* **出題 1**:
提示文のうち「そのために素早い抜刀を行うた」から「単純な所作ではありますが、生死を分ける重要な教えとして、各流大事としております。」までをすべて、一字一句違えずに書き写してもらえますか。

* **提示文**:
ですから以前の記事「提げ刀について」でもご紹介致しましたが、平時とは異なり、稽古、演武においては鍔を指で控えるように指導しております。

鯉口を切る

鯉口が固くなっておりますと、咄嗟に抜刀出来ません。
これでは瞬時の斬り合いで不覚をとってしまいます。
そのために素早い抜刀を行うため工夫されたのが「鯉口を切る」という予備動作なのです。

これは左手の指で鍔を押し出す事で、刀身を鯉口より一寸程度(=およそ3cm)抜き出す動作です。
予備動作と申しましても、刀に手を掛けてから抜き出すまでの一連の動作の中で行いますので、間は必要最小限に抑えられます。
また襲撃など予測される場合に予め鯉口を切り、抜刀の備えを行う場合もあります。

単純な所作ではありますが、生死を分ける重要な教えとして、各流大事としております。
鯉口の切り方には大きく三種類に分類されます。

外切り(そとぎり)

写真は「あらわ切り」とも呼ばれるもっともオーソドックスな方法です。

* **提供資料**:
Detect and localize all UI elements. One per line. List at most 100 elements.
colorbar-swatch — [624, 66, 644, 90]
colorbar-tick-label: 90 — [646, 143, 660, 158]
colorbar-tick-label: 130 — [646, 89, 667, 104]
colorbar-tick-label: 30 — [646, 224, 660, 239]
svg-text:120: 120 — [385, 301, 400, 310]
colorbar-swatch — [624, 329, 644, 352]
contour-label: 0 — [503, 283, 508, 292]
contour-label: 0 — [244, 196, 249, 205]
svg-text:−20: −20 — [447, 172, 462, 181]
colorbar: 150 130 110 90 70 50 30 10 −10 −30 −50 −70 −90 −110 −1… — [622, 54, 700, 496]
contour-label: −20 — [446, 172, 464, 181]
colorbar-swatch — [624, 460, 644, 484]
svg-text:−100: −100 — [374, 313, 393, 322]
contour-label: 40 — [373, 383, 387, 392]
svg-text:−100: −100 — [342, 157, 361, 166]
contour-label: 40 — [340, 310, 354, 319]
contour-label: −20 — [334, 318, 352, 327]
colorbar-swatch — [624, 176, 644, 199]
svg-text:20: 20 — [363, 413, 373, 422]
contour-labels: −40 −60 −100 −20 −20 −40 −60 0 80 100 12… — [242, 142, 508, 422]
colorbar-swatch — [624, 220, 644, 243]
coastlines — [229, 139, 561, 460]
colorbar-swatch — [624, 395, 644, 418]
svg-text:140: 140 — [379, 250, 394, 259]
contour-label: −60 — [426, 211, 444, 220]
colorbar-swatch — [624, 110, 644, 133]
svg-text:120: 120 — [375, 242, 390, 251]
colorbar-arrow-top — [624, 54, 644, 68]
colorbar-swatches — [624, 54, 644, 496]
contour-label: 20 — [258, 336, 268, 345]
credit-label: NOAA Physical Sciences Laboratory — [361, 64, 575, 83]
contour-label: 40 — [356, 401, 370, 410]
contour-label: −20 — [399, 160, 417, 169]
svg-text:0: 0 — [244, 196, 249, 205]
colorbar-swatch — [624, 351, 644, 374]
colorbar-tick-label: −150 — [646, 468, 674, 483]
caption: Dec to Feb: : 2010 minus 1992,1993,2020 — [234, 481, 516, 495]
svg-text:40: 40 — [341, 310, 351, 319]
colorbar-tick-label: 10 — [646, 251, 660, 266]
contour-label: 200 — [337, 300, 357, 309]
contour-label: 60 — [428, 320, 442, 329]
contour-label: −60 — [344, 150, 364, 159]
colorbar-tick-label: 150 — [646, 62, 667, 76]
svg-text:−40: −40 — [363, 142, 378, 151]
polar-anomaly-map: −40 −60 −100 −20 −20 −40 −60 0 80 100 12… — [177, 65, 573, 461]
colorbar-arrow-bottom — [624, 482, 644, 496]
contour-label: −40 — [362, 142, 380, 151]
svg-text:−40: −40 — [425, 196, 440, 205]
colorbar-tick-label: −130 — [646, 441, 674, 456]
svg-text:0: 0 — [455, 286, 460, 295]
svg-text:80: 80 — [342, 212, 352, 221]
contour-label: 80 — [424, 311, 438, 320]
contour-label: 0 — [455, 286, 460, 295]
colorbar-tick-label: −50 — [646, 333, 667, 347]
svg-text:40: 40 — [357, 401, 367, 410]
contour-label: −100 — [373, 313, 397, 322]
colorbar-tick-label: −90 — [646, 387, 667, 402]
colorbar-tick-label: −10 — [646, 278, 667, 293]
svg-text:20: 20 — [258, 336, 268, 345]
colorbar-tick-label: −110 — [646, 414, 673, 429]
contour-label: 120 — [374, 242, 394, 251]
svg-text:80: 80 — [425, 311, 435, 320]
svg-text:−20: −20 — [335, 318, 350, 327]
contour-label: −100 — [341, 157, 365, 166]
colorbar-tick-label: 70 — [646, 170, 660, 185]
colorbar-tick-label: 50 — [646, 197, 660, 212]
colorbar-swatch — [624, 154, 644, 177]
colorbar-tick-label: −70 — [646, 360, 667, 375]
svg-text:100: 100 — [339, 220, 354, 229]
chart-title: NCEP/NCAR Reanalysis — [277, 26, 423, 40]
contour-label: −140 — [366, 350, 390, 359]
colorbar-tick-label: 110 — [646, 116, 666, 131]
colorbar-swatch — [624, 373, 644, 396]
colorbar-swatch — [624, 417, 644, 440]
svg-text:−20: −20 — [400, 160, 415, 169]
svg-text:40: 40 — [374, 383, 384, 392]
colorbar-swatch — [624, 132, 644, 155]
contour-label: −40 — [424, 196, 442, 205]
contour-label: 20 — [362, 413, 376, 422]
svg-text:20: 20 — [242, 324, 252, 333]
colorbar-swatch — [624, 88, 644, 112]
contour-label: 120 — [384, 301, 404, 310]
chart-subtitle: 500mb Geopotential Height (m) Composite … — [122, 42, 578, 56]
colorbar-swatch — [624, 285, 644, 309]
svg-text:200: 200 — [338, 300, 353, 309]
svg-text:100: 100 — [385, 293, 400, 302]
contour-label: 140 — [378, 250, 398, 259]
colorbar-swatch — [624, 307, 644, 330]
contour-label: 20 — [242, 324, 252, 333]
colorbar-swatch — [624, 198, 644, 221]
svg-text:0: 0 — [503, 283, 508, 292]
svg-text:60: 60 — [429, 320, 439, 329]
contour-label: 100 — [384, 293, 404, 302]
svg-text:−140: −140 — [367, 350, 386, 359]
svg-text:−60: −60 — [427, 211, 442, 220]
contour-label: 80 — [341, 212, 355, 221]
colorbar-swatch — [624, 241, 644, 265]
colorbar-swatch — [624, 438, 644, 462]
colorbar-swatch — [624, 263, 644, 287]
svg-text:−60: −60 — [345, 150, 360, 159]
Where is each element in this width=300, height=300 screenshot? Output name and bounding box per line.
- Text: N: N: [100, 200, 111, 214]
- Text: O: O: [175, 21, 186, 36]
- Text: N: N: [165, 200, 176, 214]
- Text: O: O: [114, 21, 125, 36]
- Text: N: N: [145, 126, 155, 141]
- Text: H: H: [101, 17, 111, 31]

* **出題 2**:
記録の最初の行から「svg-text:0: 0 — [455, 286, 460, 295]」を含む行までを、両端も含めて、「番号」と「行」の2列のMarkdown表にまとめてもらえますか。空行は除き、この範囲の行だけを入れてください。

* **正解 1**:
そのために素早い抜刀を行うため工夫されたのが「鯉口を切る」という予備動作なのです。

これは左手の指で鍔を押し出す事で、刀身を鯉口より一寸程度(=およそ3cm)抜き出す動作です。
予備動作と申しましても、刀に手を掛けてから抜き出すまでの一連の動作の中で行いますので、間は必要最小限に抑えられます。
また襲撃など予測される場合に予め鯉口を切り、抜刀の備えを行う場合もあります。

単純な所作ではありますが、生死を分ける重要な教えとして、各流大事としております。

* **正解 2**:
| 番号 | 行 |
|---|---|
| 1 | Detect and localize all UI elements. One per line. List at most 100 elements. |
| 2 | colorbar-swatch — [624, 66, 644, 90] |
| 3 | colorbar-tick-label: 90 — [646, 143, 660, 158] |
| 4 | colorbar-tick-label: 130 — [646, 89, 667, 104] |
| 5 | colorbar-tick-label: 30 — [646, 224, 660, 239] |
| 6 | svg-text:120: 120 — [385, 301, 400, 310] |
| 7 | colorbar-swatch — [624, 329, 644, 352] |
| 8 | contour-label: 0 — [503, 283, 508, 292] |
| 9 | contour-label: 0 — [244, 196, 249, 205] |
| 10 | svg-text:−20: −20 — [447, 172, 462, 181] |
| 11 | colorbar: 150 130 110 90 70 50 30 10 −10 −30 −50 −70 −90 −110 −1… — [622, 54, 700, 496] |
| 12 | contour-label: −20 — [446, 172, 464, 181] |
| 13 | colorbar-swatch — [624, 460, 644, 484] |
| 14 | svg-text:−100: −100 — [374, 313, 393, 322] |
| 15 | contour-label: 40 — [373, 383, 387, 392] |
| 16 | svg-text:−100: −100 — [342, 157, 361, 166] |
| 17 | contour-label: 40 — [340, 310, 354, 319] |
| 18 | contour-label: −20 — [334, 318, 352, 327] |
| 19 | colorbar-swatch — [624, 176, 644, 199] |
| 20 | svg-text:20: 20 — [363, 413, 373, 422] |
| 21 | contour-labels: −40 −60 −100 −20 −20 −40 −60 0 80 100 12… — [242, 142, 508, 422] |
| 22 | colorbar-swatch — [624, 220, 644, 243] |
| 23 | coastlines — [229, 139, 561, 460] |
| 24 | colorbar-swatch — [624, 395, 644, 418] |
| 25 | svg-text:140: 140 — [379, 250, 394, 259] |
| 26 | contour-label: −60 — [426, 211, 444, 220] |
| 27 | colorbar-swatch — [624, 110, 644, 133] |
| 28 | svg-text:120: 120 — [375, 242, 390, 251] |
| 29 | colorbar-arrow-top — [624, 54, 644, 68] |
| 30 | colorbar-swatches — [624, 54, 644, 496] |
| 31 | contour-label: 20 — [258, 336, 268, 345] |
| 32 | credit-label: NOAA Physical Sciences Laboratory — [361, 64, 575, 83] |
| 33 | contour-label: 40 — [356, 401, 370, 410] |
| 34 | contour-label: −20 — [399, 160, 417, 169] |
| 35 | svg-text:0: 0 — [244, 196, 249, 205] |
| 36 | colorbar-swatch — [624, 351, 644, 374] |
| 37 | colorbar-tick-label: −150 — [646, 468, 674, 483] |
| 38 | caption: Dec to Feb: : 2010 minus 1992,1993,2020 — [234, 481, 516, 495] |
| 39 | svg-text:40: 40 — [341, 310, 351, 319] |
| 40 | colorbar-tick-label: 10 — [646, 251, 660, 266] |
| 41 | contour-label: 200 — [337, 300, 357, 309] |
| 42 | contour-label: 60 — [428, 320, 442, 329] |
| 43 | contour-label: −60 — [344, 150, 364, 159] |
| 44 | colorbar-tick-label: 150 — [646, 62, 667, 76] |
| 45 | svg-text:−40: −40 — [363, 142, 378, 151] |
| 46 | polar-anomaly-map: −40 −60 −100 −20 −20 −40 −60 0 80 100 12… — [177, 65, 573, 461] |
| 47 | colorbar-arrow-bottom — [624, 482, 644, 496] |
| 48 | contour-label: −40 — [362, 142, 380, 151] |
| 49 | svg-text:−40: −40 — [425, 196, 440, 205] |
| 50 | colorbar-tick-label: −130 — [646, 441, 674, 456] |
| 51 | svg-text:0: 0 — [455, 286, 460, 295] |